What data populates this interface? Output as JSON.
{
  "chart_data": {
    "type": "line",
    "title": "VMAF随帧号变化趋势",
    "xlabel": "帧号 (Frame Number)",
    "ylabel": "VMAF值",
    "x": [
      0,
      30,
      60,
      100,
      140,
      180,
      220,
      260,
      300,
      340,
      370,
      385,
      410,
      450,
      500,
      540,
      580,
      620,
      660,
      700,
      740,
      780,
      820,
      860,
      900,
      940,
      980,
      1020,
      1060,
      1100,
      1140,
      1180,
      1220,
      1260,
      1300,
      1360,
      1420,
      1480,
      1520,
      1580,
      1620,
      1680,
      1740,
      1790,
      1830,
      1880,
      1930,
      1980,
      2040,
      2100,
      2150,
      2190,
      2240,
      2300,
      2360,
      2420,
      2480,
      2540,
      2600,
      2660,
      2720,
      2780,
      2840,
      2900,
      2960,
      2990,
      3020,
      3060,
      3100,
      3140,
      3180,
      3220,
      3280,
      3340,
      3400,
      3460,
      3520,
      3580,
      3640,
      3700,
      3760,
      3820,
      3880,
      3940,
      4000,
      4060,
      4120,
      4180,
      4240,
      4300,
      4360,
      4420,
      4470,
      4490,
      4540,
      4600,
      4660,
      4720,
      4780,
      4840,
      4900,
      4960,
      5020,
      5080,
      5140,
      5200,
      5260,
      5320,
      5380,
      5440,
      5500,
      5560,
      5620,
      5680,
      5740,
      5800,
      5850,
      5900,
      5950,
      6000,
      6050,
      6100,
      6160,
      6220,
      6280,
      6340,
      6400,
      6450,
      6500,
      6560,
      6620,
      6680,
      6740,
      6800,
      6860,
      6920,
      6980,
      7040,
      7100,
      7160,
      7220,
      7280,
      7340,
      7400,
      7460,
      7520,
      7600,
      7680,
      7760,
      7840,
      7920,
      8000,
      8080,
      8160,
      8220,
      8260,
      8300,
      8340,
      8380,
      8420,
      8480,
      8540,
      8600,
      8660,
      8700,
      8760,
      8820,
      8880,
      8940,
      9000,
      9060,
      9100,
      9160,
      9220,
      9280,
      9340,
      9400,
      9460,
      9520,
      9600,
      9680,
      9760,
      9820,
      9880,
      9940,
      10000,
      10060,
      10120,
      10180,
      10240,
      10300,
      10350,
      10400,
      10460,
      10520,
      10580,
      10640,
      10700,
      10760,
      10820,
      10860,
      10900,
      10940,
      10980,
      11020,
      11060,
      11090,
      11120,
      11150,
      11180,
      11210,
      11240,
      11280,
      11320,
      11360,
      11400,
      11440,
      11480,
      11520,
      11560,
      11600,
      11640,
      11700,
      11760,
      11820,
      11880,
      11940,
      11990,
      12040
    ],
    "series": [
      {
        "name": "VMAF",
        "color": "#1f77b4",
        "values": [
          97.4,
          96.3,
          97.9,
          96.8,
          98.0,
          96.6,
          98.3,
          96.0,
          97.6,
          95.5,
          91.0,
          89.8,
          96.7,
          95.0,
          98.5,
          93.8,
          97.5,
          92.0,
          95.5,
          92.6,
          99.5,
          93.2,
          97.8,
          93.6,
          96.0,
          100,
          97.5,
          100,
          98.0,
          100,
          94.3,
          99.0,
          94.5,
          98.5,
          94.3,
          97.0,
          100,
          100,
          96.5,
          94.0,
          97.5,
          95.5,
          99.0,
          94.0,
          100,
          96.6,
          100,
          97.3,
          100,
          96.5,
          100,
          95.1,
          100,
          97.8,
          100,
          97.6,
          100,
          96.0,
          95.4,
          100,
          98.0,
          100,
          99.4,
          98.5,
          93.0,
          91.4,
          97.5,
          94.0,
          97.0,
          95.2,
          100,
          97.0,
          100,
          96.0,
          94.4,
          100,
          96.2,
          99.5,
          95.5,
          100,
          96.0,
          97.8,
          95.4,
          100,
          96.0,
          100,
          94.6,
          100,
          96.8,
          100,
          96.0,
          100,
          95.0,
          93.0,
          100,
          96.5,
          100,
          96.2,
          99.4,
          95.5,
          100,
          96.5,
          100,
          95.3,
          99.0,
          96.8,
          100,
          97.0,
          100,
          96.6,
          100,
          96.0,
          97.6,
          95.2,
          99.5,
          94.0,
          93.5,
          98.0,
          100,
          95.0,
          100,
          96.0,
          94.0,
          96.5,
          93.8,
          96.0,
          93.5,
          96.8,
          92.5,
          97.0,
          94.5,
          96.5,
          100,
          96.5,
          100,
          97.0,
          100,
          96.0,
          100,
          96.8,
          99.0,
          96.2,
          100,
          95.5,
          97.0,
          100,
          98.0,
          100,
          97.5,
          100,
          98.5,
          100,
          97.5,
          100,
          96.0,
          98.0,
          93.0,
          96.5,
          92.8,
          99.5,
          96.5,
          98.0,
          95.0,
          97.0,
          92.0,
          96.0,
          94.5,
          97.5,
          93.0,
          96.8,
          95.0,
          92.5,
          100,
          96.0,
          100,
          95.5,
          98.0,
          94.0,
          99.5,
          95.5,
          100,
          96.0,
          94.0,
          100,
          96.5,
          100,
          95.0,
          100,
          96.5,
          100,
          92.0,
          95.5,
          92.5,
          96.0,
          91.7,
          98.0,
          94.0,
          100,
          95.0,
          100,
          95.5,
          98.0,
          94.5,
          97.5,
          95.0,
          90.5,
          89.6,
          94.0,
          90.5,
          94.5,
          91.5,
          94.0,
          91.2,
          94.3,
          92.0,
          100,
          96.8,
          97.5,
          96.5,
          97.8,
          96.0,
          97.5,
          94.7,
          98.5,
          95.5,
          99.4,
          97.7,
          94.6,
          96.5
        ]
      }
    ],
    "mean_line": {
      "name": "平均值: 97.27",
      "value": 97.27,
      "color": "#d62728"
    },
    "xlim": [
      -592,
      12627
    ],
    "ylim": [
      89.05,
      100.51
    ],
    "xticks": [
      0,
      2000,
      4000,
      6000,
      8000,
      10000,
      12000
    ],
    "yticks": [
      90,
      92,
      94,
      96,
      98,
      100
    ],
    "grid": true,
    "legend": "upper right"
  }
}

════════

Exercise description: All records above must be set down exactly, please.

Output for this task:
What data populates this interface? Output as JSON.
{
  "chart_data": {
    "type": "line",
    "title": "VMAF随帧号变化趋势",
    "xlabel": "帧号 (Frame Number)",
    "ylabel": "VMAF值",
    "x": [
      0,
      30,
      60,
      100,
      140,
      180,
      220,
      260,
      300,
      340,
      370,
      385,
      410,
      450,
      500,
      540,
      580,
      620,
      660,
      700,
      740,
      780,
      820,
      860,
      900,
      940,
      980,
      1020,
      1060,
      1100,
      1140,
      1180,
      1220,
      1260,
      1300,
      1360,
      1420,
      1480,
      1520,
      1580,
      1620,
      1680,
      1740,
      1790,
      1830,
      1880,
      1930,
      1980,
      2040,
      2100,
      2150,
      2190,
      2240,
      2300,
      2360,
      2420,
      2480,
      2540,
      2600,
      2660,
      2720,
      2780,
      2840,
      2900,
      2960,
      2990,
      3020,
      3060,
      3100,
      3140,
      3180,
      3220,
      3280,
      3340,
      3400,
      3460,
      3520,
      3580,
      3640,
      3700,
      3760,
      3820,
      3880,
      3940,
      4000,
      4060,
      4120,
      4180,
      4240,
      4300,
      4360,
      4420,
      4470,
      4490,
      4540,
      4600,
      4660,
      4720,
      4780,
      4840,
      4900,
      4960,
      5020,
      5080,
      5140,
      5200,
      5260,
      5320,
      5380,
      5440,
      5500,
      5560,
      5620,
      5680,
      5740,
      5800,
      5850,
      5900,
      5950,
      6000,
      6050,
      6100,
      6160,
      6220,
      6280,
      6340,
      6400,
      6450,
      6500,
      6560,
      6620,
      6680,
      6740,
      6800,
      6860,
      6920,
      6980,
      7040,
      7100,
      7160,
      7220,
      7280,
      7340,
      7400,
      7460,
      7520,
      7600,
      7680,
      7760,
      7840,
      7920,
      8000,
      8080,
      8160,
      8220,
      8260,
      8300,
      8340,
      8380,
      8420,
      8480,
      8540,
      8600,
      8660,
      8700,
      8760,
      8820,
      8880,
      8940,
      9000,
      9060,
      9100,
      9160,
      9220,
      9280,
      9340,
      9400,
      9460,
      9520,
      9600,
      9680,
      9760,
      9820,
      9880,
      9940,
      10000,
      10060,
      10120,
      10180,
      10240,
      10300,
      10350,
      10400,
      10460,
      10520,
      10580,
      10640,
      10700,
      10760,
      10820,
      10860,
      10900,
      10940,
      10980,
      11020,
      11060,
      11090,
      11120,
      11150,
      11180,
      11210,
      11240,
      11280,
      11320,
      11360,
      11400,
      11440,
      11480,
      11520,
      11560,
      11600,
      11640,
      11700,
      11760,
      11820,
      11880,
      11940,
      11990,
      12040
    ],
    "series": [
      {
        "name": "VMAF",
        "color": "#1f77b4",
        "values": [
          97.4,
          96.3,
          97.9,
          96.8,
          98.0,
          96.6,
          98.3,
          96.0,
          97.6,
          95.5,
          91.0,
          89.8,
          96.7,
          95.0,
          98.5,
          93.8,
          97.5,
          92.0,
          95.5,
          92.6,
          99.5,
          93.2,
          97.8,
          93.6,
          96.0,
          100,
          97.5,
          100,
          98.0,
          100,
          94.3,
          99.0,
          94.5,
          98.5,
          94.3,
          97.0,
          100,
          100,
          96.5,
          94.0,
          97.5,
          95.5,
          99.0,
          94.0,
          100,
          96.6,
          100,
          97.3,
          100,
          96.5,
          100,
          95.1,
          100,
          97.8,
          100,
          97.6,
          100,
          96.0,
          95.4,
          100,
          98.0,
          100,
          99.4,
          98.5,
          93.0,
          91.4,
          97.5,
          94.0,
          97.0,
          95.2,
          100,
          97.0,
          100,
          96.0,
          94.4,
          100,
          96.2,
          99.5,
          95.5,
          100,
          96.0,
          97.8,
          95.4,
          100,
          96.0,
          100,
          94.6,
          100,
          96.8,
          100,
          96.0,
          100,
          95.0,
          93.0,
          100,
          96.5,
          100,
          96.2,
          99.4,
          95.5,
          100,
          96.5,
          100,
          95.3,
          99.0,
          96.8,
          100,
          97.0,
          100,
          96.6,
          100,
          96.0,
          97.6,
          95.2,
          99.5,
          94.0,
          93.5,
          98.0,
          100,
          95.0,
          100,
          96.0,
          94.0,
          96.5,
          93.8,
          96.0,
          93.5,
          96.8,
          92.5,
          97.0,
          94.5,
          96.5,
          100,
          96.5,
          100,
          97.0,
          100,
          96.0,
          100,
          96.8,
          99.0,
          96.2,
          100,
          95.5,
          97.0,
          100,
          98.0,
          100,
          97.5,
          100,
          98.5,
          100,
          97.5,
          100,
          96.0,
          98.0,
          93.0,
          96.5,
          92.8,
          99.5,
          96.5,
          98.0,
          95.0,
          97.0,
          92.0,
          96.0,
          94.5,
          97.5,
          93.0,
          96.8,
          95.0,
          92.5,
          100,
          96.0,
          100,
          95.5,
          98.0,
          94.0,
          99.5,
          95.5,
          100,
          96.0,
          94.0,
          100,
          96.5,
          100,
          95.0,
          100,
          96.5,
          100,
          92.0,
          95.5,
          92.5,
          96.0,
          91.7,
          98.0,
          94.0,
          100,
          95.0,
          100,
          95.5,
          98.0,
          94.5,
          97.5,
          95.0,
          90.5,
          89.6,
          94.0,
          90.5,
          94.5,
          91.5,
          94.0,
          91.2,
          94.3,
          92.0,
          100,
          96.8,
          97.5,
          96.5,
          97.8,
          96.0,
          97.5,
          94.7,
          98.5,
          95.5,
          99.4,
          97.7,
          94.6,
          96.5
        ]
      }
    ],
    "mean_line": {
      "name": "平均值: 97.27",
      "value": 97.27,
      "color": "#d62728"
    },
    "xlim": [
      -592,
      12627
    ],
    "ylim": [
      89.05,
      100.51
    ],
    "xticks": [
      0,
      2000,
      4000,
      6000,
      8000,
      10000,
      12000
    ],
    "yticks": [
      90,
      92,
      94,
      96,
      98,
      100
    ],
    "grid": true,
    "legend": "upper right"
  }
}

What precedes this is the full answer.